(Saved entries)
+ + +
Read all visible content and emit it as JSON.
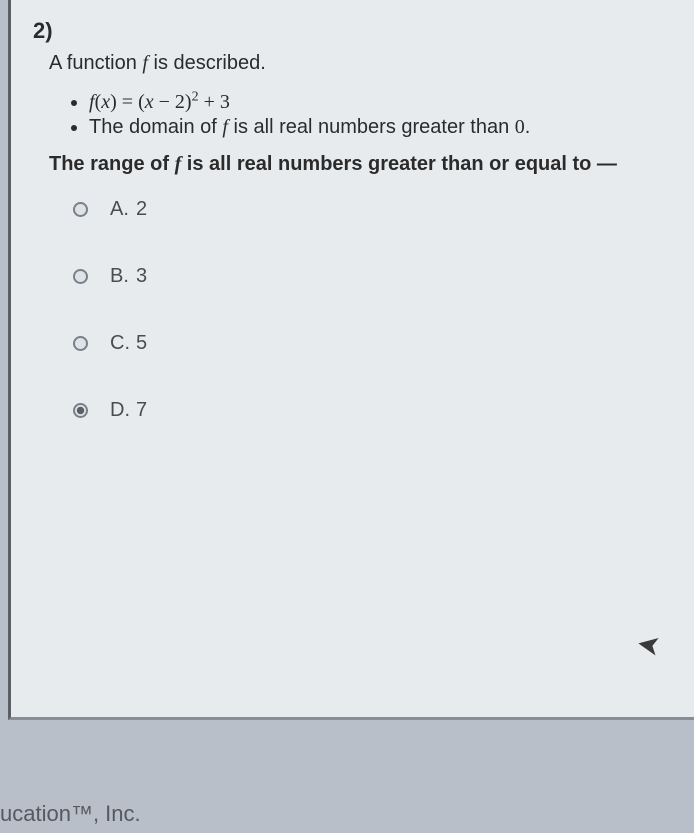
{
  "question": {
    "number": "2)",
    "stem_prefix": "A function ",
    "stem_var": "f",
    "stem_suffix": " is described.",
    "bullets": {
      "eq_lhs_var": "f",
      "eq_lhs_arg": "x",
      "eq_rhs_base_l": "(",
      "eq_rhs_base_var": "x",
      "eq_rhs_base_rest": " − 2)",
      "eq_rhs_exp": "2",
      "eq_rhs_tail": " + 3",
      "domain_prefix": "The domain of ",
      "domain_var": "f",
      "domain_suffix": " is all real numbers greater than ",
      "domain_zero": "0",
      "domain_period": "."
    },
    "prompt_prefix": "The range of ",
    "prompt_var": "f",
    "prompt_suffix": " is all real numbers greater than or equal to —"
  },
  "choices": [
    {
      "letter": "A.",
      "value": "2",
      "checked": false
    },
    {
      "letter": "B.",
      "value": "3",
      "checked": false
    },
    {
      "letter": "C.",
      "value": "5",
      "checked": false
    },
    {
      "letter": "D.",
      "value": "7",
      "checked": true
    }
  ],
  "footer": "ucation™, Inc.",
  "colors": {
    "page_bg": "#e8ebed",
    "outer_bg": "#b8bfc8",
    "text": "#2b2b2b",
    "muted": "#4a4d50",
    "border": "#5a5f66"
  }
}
+ + +
Task to complete: Repeat the records word for word. Any picture in them should be left out.

Response below:
Read all visible content and emit it as JSON.
{
  "question": {
    "number": "2)",
    "stem_prefix": "A function ",
    "stem_var": "f",
    "stem_suffix": " is described.",
    "bullets": {
      "eq_lhs_var": "f",
      "eq_lhs_arg": "x",
      "eq_rhs_base_l": "(",
      "eq_rhs_base_var": "x",
      "eq_rhs_base_rest": " − 2)",
      "eq_rhs_exp": "2",
      "eq_rhs_tail": " + 3",
      "domain_prefix": "The domain of ",
      "domain_var": "f",
      "domain_suffix": " is all real numbers greater than ",
      "domain_zero": "0",
      "domain_period": "."
    },
    "prompt_prefix": "The range of ",
    "prompt_var": "f",
    "prompt_suffix": " is all real numbers greater than or equal to —"
  },
  "choices": [
    {
      "letter": "A.",
      "value": "2",
      "checked": false
    },
    {
      "letter": "B.",
      "value": "3",
      "checked": false
    },
    {
      "letter": "C.",
      "value": "5",
      "checked": false
    },
    {
      "letter": "D.",
      "value": "7",
      "checked": true
    }
  ],
  "footer": "ucation™, Inc.",
  "colors": {
    "page_bg": "#e8ebed",
    "outer_bg": "#b8bfc8",
    "text": "#2b2b2b",
    "muted": "#4a4d50",
    "border": "#5a5f66"
  }
}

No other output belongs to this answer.